*Tulisan dibawah ini diambil dari halaman Selayang Pandang Desa Bendungan yang ada di header menu webblog ini.
Sketsa Peta Desa Bendungan (2002) |
Saat pertama kali turun dari bis dan
menginjakkan kaki di Desa Bendungan, kesan pertama yang terlintas adalah betapa
gersangnya lokasi KKNM ini dan kami akan berada disini selama satu bulan penuh.
Desa Bendungan, sebuah Desa dengan lima dusun;
Gardu Besar, Gardu Kecil, Ciyuda, Nanggorak, dan Bendungan. Desa ini berada di
‘pusat’ kecamatan Pagaden Barat yang memiliki Sembilan desa. Dikatakan 'pusat',
sebab segala aktivitas, terutama empat desa terdekat selalu terpusat di
perempatan desa Bendungan. Dengan letak geografis seperti ini, desa Bendungan
memiliki potensi percepatan pertumbuhan yang unggul dibandingkan dengan
desa-desa di sekitarnya. Sebagai gambaran, setiap hari senin malam, selalu ada
pasar malam yang letaknya di perempatan desa Bendungan. Pasar malam itu
didatangi bukan hanya oleh warga setempat, warga desa lainnya pun (seperti
Mekarwangi, Munjul, Margahayu) selalu memadati jalan-jalan di sekitar perempatan
untuk memenuhi kebutuhannya di pasar malam.
Sebagian
besar penduduk desa ini bermatapencaharian sebagai petani. Komoditas
utama pertanian desa Bendungan adalah padi. Jika kita berkeliling,
sejauh mata memandang, hamparan padi hijaulah yang mendominasi mata.
Seperti kebanyakan pola pembagian kerja masyarakat desa, ibu-ibu di desa
Bendungan pada umumnya menjadi ibu rumah tangga. Tapi ada satu hal yang
menurut kami cukup mencolok dari desa ini, yaitu kepemudaannya.
Karangtaruna
desa Bendungan memiliki anak-anak muda yang sudah 'terpelajar'.
──────
-- Tujuan Latihan --
Teruskan tulisan tentang Desa Bendungan di atas, dimulai setelah kalimat terakhirnya.

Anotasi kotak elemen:
──────
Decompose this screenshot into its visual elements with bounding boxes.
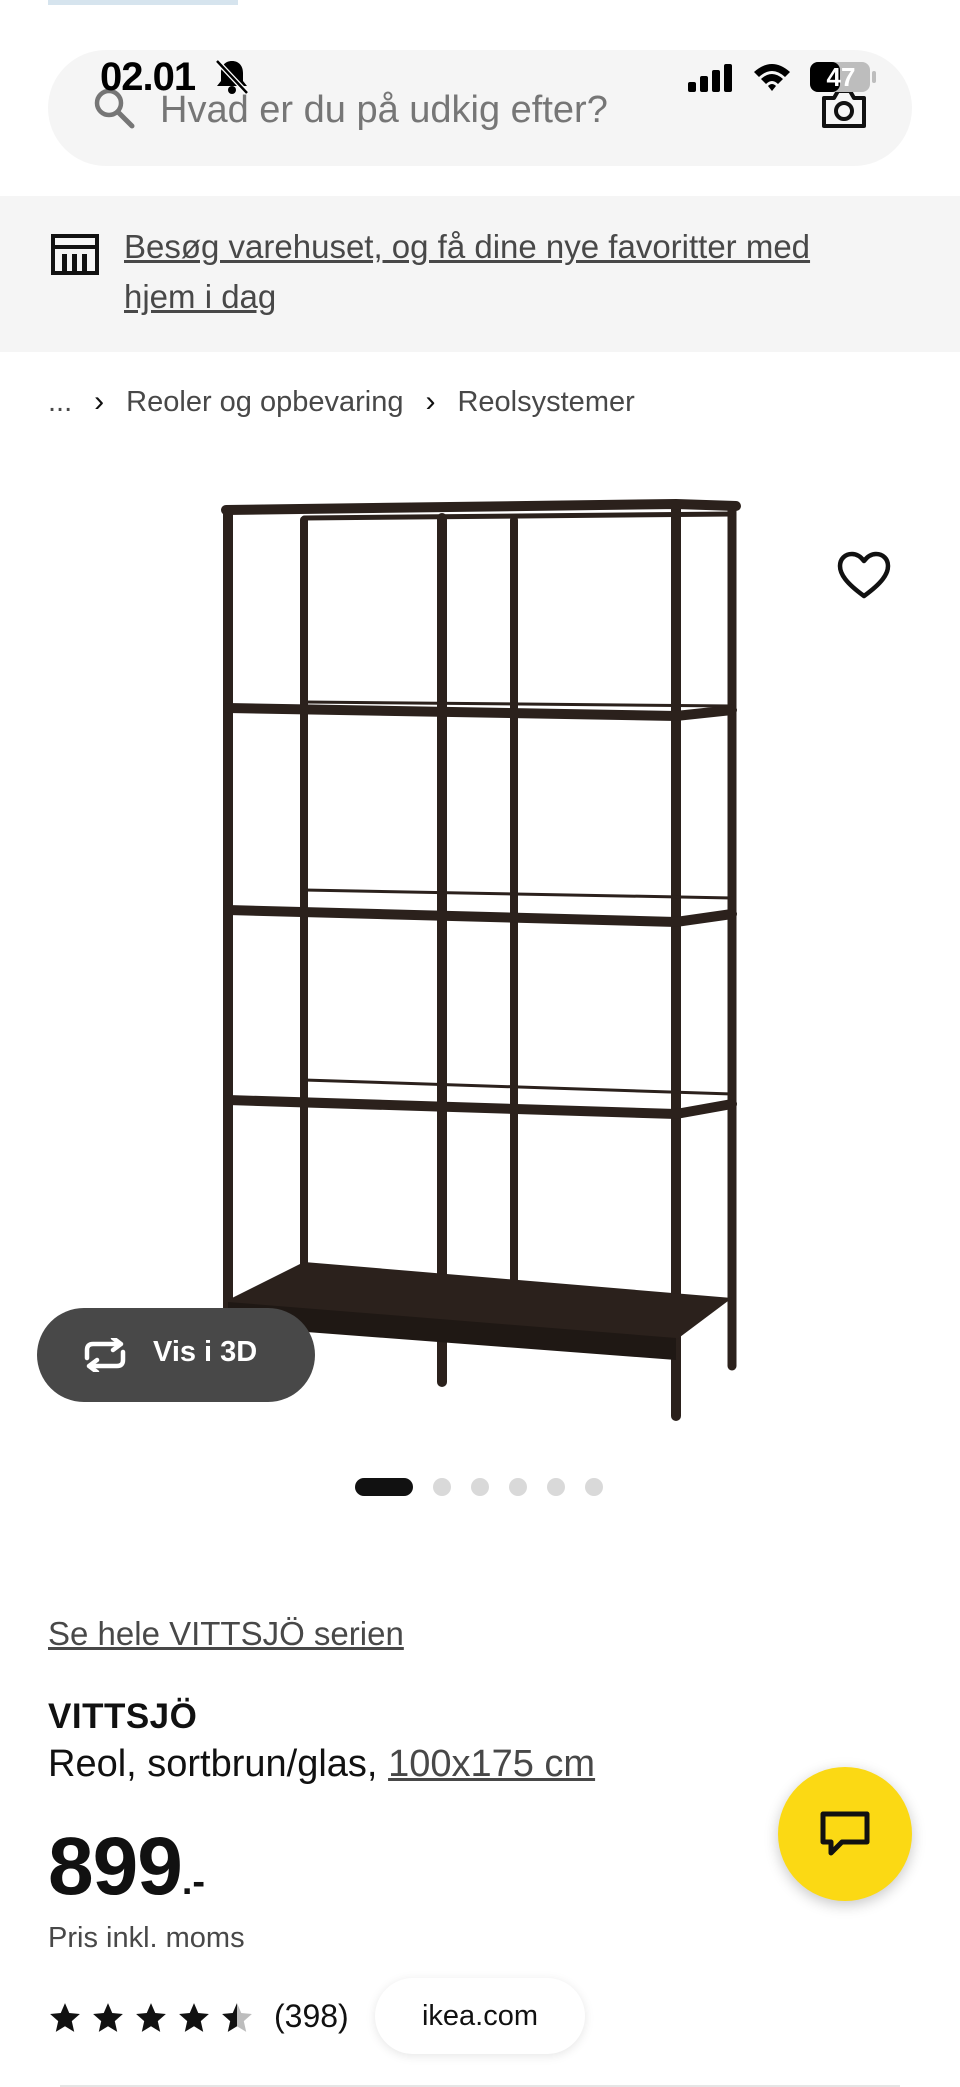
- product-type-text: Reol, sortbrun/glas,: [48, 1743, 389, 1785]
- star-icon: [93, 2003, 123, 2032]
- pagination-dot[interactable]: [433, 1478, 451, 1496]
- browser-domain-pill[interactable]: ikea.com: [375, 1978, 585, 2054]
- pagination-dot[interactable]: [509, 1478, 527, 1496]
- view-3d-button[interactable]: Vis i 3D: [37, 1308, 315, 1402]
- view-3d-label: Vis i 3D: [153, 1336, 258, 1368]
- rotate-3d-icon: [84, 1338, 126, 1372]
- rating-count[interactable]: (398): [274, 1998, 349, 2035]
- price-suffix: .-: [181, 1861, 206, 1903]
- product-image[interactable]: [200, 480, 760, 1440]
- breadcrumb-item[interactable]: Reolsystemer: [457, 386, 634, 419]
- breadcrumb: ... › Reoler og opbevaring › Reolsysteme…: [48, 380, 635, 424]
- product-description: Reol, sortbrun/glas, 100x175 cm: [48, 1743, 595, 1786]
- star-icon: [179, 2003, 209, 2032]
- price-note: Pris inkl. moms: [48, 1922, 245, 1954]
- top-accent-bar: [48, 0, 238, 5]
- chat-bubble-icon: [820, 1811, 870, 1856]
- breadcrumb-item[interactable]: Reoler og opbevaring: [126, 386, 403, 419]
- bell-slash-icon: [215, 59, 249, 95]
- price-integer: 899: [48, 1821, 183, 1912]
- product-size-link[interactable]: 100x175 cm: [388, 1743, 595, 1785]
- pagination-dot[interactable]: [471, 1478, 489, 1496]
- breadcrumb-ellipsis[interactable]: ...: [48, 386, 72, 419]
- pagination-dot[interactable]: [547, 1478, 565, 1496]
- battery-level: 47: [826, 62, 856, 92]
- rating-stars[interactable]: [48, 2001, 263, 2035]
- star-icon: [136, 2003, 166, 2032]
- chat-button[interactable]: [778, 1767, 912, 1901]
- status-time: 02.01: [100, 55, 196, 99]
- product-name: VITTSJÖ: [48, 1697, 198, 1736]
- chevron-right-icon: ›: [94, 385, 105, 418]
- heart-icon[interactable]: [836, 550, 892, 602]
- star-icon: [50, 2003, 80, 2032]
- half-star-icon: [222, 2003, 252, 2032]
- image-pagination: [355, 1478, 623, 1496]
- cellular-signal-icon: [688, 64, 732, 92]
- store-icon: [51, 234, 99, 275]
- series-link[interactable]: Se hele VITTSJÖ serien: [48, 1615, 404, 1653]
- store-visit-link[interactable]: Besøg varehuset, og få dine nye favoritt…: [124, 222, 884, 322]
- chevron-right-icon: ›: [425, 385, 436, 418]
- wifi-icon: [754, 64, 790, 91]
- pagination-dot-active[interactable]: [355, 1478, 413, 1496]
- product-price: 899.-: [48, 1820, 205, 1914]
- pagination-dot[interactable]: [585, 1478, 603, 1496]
──────
-- Jawaban Latihan --
Beberapa diantaranya bahkan sudah dan sedang mengenyam bangku pendidikan
tinggi, kebanyakan di Universitas Subang (Unsub). Dengan begitu, tidak
mengherankan jika banyak sekali kegiatan yang dibidani oleh
karangtaruna, seperti yang baru saja berakhir sebelum kami tiba di desa
ini. Karangtaruna baru saja menyelesaikan program kerja lokakarya
'otomotif' selama sebulan penuh. Kegiatan itu berupaya memberi pelatihan
dan kemampuan dasar otomotif untuk anak-anak muda di desa Bendungan.
Mungkin, dengan harapan nantinya bisa membuka lapangan usaha seperti
bengkel motor.
Di
bidang kesehatan, kemandirian desa ini harus kami akui jauh melampaui
yang kami bayangkan. Dengan segala keterbatasan pemerintah desa, para
warga berswadaya membangun lokasi-lokasi posyandu. Kader-kader kesehatan
pun mulai terbentuk.
Hal
lain yang luar biasa mengejutkan kami adalah cairnya interaksi antar
elemen desa. Mungkin bagi masyarakat desa itu sudah biasa, namun bagi
kami yang lahir dan dibesarkan oleh pabrik dan asap kendaraan bermotor,
hal itu adalah sebuah eksotisme yang tidak terelakan. Seringkali kami
mendapati aparatur desa hingga kepala desa ikut berkumpul menonton
sepakbola di warung 'Ridho'. Mereka semua duduk bersama, tertawa,
membicarakan persoalan-persoalan desa, hingga gosip-gosip yang sedang
berkembang di kalangan masyarakat desa. Fenomena yang sudah sangat
jarang terjadi di kota.
Singkat
cerita, kami melihat sebuah pola interaksi yang benar-benar 'desa' di
desa Bendungan ini. Semua warga seperti keluarga, mereka saling mengenal
dengan baik satu sama lain. Kami seperti melihat sebuah keluarga yang
tinggal di rumah besar, beratapkan langit, tidak bersekat dan bertembok,
sebuah rumah yang mereka namakan: Desa Bendungan.
\
Kantor Desa Bendungan |
***
Kami sering
membayangkan jika menjadi warga desa Bendungan, hal-hal apa saja yang
sepertinya ‘mungkin’ untuk dilakukan dan hal-hal apa saja yang seharusnya bisa
dilakukan kami sebagai warga di sana dengan segenap elemen masyarakat lainnya.
Kurang lebih, renungan sederhananya seperti ini.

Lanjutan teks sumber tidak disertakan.